OBJECTIVE :: Output every record word for word.

DATA TO PROCESS ::
>> START

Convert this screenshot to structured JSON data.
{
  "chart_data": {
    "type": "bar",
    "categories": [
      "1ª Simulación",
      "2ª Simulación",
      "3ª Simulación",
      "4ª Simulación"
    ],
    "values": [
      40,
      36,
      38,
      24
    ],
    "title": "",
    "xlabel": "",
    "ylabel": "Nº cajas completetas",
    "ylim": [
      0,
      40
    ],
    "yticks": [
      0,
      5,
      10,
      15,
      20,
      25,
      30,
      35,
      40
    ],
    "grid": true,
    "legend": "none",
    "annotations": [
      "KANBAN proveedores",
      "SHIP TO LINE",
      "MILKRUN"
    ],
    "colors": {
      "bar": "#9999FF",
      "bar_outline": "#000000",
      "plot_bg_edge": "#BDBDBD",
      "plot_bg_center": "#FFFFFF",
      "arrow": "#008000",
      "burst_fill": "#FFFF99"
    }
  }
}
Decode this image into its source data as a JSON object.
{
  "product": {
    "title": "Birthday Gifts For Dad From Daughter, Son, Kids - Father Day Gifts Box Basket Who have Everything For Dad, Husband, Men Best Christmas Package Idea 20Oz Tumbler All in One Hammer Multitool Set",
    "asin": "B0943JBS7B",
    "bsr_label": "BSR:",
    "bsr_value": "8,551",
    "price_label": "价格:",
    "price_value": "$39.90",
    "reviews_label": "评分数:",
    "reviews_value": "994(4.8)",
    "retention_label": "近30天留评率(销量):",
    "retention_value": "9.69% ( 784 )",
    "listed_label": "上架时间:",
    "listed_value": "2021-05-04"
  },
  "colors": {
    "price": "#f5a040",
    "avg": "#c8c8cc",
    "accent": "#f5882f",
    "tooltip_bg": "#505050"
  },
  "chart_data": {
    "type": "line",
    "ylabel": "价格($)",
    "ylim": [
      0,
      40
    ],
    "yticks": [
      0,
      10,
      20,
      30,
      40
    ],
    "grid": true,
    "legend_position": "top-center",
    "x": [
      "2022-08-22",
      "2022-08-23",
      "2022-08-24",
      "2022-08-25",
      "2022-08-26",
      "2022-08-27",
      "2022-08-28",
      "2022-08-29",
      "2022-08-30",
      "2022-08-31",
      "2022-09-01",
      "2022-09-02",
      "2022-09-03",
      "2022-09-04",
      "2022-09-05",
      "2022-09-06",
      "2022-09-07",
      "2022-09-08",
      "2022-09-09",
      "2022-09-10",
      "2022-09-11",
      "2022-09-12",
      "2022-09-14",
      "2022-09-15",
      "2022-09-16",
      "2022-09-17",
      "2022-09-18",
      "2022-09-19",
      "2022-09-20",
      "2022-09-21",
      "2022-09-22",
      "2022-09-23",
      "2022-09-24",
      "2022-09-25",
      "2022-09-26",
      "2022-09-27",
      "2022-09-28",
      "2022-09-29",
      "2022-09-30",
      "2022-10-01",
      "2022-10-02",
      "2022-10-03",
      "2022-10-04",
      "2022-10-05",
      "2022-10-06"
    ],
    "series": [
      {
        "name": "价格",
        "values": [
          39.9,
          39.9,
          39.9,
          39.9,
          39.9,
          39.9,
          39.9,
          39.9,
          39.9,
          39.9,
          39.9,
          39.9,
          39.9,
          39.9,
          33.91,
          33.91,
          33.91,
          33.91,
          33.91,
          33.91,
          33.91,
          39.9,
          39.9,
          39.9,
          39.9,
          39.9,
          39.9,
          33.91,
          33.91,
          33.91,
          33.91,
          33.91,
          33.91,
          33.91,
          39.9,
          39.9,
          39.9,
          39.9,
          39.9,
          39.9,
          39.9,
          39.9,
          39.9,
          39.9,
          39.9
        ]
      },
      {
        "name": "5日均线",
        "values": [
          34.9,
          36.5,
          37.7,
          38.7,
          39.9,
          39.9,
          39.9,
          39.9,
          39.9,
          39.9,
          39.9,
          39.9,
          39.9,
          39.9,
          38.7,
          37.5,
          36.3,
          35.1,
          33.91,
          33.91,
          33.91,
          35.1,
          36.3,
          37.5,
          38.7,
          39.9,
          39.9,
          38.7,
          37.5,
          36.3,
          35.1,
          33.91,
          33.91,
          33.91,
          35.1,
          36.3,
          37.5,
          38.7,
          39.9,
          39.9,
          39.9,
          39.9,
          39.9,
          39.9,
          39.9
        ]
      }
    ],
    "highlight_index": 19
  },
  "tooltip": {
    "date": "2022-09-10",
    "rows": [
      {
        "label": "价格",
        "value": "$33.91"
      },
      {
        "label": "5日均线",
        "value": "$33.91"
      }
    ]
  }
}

>> END

RESULT FOR THIS TASK ::
Convert this screenshot to structured JSON data.
{
  "chart_data": {
    "type": "bar",
    "categories": [
      "1ª Simulación",
      "2ª Simulación",
      "3ª Simulación",
      "4ª Simulación"
    ],
    "values": [
      40,
      36,
      38,
      24
    ],
    "title": "",
    "xlabel": "",
    "ylabel": "Nº cajas completetas",
    "ylim": [
      0,
      40
    ],
    "yticks": [
      0,
      5,
      10,
      15,
      20,
      25,
      30,
      35,
      40
    ],
    "grid": true,
    "legend": "none",
    "annotations": [
      "KANBAN proveedores",
      "SHIP TO LINE",
      "MILKRUN"
    ],
    "colors": {
      "bar": "#9999FF",
      "bar_outline": "#000000",
      "plot_bg_edge": "#BDBDBD",
      "plot_bg_center": "#FFFFFF",
      "arrow": "#008000",
      "burst_fill": "#FFFF99"
    }
  }
}
Decode this image into its source data as a JSON object.
{
  "product": {
    "title": "Birthday Gifts For Dad From Daughter, Son, Kids - Father Day Gifts Box Basket Who have Everything For Dad, Husband, Men Best Christmas Package Idea 20Oz Tumbler All in One Hammer Multitool Set",
    "asin": "B0943JBS7B",
    "bsr_label": "BSR:",
    "bsr_value": "8,551",
    "price_label": "价格:",
    "price_value": "$39.90",
    "reviews_label": "评分数:",
    "reviews_value": "994(4.8)",
    "retention_label": "近30天留评率(销量):",
    "retention_value": "9.69% ( 784 )",
    "listed_label": "上架时间:",
    "listed_value": "2021-05-04"
  },
  "colors": {
    "price": "#f5a040",
    "avg": "#c8c8cc",
    "accent": "#f5882f",
    "tooltip_bg": "#505050"
  },
  "chart_data": {
    "type": "line",
    "ylabel": "价格($)",
    "ylim": [
      0,
      40
    ],
    "yticks": [
      0,
      10,
      20,
      30,
      40
    ],
    "grid": true,
    "legend_position": "top-center",
    "x": [
      "2022-08-22",
      "2022-08-23",
      "2022-08-24",
      "2022-08-25",
      "2022-08-26",
      "2022-08-27",
      "2022-08-28",
      "2022-08-29",
      "2022-08-30",
      "2022-08-31",
      "2022-09-01",
      "2022-09-02",
      "2022-09-03",
      "2022-09-04",
      "2022-09-05",
      "2022-09-06",
      "2022-09-07",
      "2022-09-08",
      "2022-09-09",
      "2022-09-10",
      "2022-09-11",
      "2022-09-12",
      "2022-09-14",
      "2022-09-15",
      "2022-09-16",
      "2022-09-17",
      "2022-09-18",
      "2022-09-19",
      "2022-09-20",
      "2022-09-21",
      "2022-09-22",
      "2022-09-23",
      "2022-09-24",
      "2022-09-25",
      "2022-09-26",
      "2022-09-27",
      "2022-09-28",
      "2022-09-29",
      "2022-09-30",
      "2022-10-01",
      "2022-10-02",
      "2022-10-03",
      "2022-10-04",
      "2022-10-05",
      "2022-10-06"
    ],
    "series": [
      {
        "name": "价格",
        "values": [
          39.9,
          39.9,
          39.9,
          39.9,
          39.9,
          39.9,
          39.9,
          39.9,
          39.9,
          39.9,
          39.9,
          39.9,
          39.9,
          39.9,
          33.91,
          33.91,
          33.91,
          33.91,
          33.91,
          33.91,
          33.91,
          39.9,
          39.9,
          39.9,
          39.9,
          39.9,
          39.9,
          33.91,
          33.91,
          33.91,
          33.91,
          33.91,
          33.91,
          33.91,
          39.9,
          39.9,
          39.9,
          39.9,
          39.9,
          39.9,
          39.9,
          39.9,
          39.9,
          39.9,
          39.9
        ]
      },
      {
        "name": "5日均线",
        "values": [
          34.9,
          36.5,
          37.7,
          38.7,
          39.9,
          39.9,
          39.9,
          39.9,
          39.9,
          39.9,
          39.9,
          39.9,
          39.9,
          39.9,
          38.7,
          37.5,
          36.3,
          35.1,
          33.91,
          33.91,
          33.91,
          35.1,
          36.3,
          37.5,
          38.7,
          39.9,
          39.9,
          38.7,
          37.5,
          36.3,
          35.1,
          33.91,
          33.91,
          33.91,
          35.1,
          36.3,
          37.5,
          38.7,
          39.9,
          39.9,
          39.9,
          39.9,
          39.9,
          39.9,
          39.9
        ]
      }
    ],
    "highlight_index": 19
  },
  "tooltip": {
    "date": "2022-09-10",
    "rows": [
      {
        "label": "价格",
        "value": "$33.91"
      },
      {
        "label": "5日均线",
        "value": "$33.91"
      }
    ]
  }
}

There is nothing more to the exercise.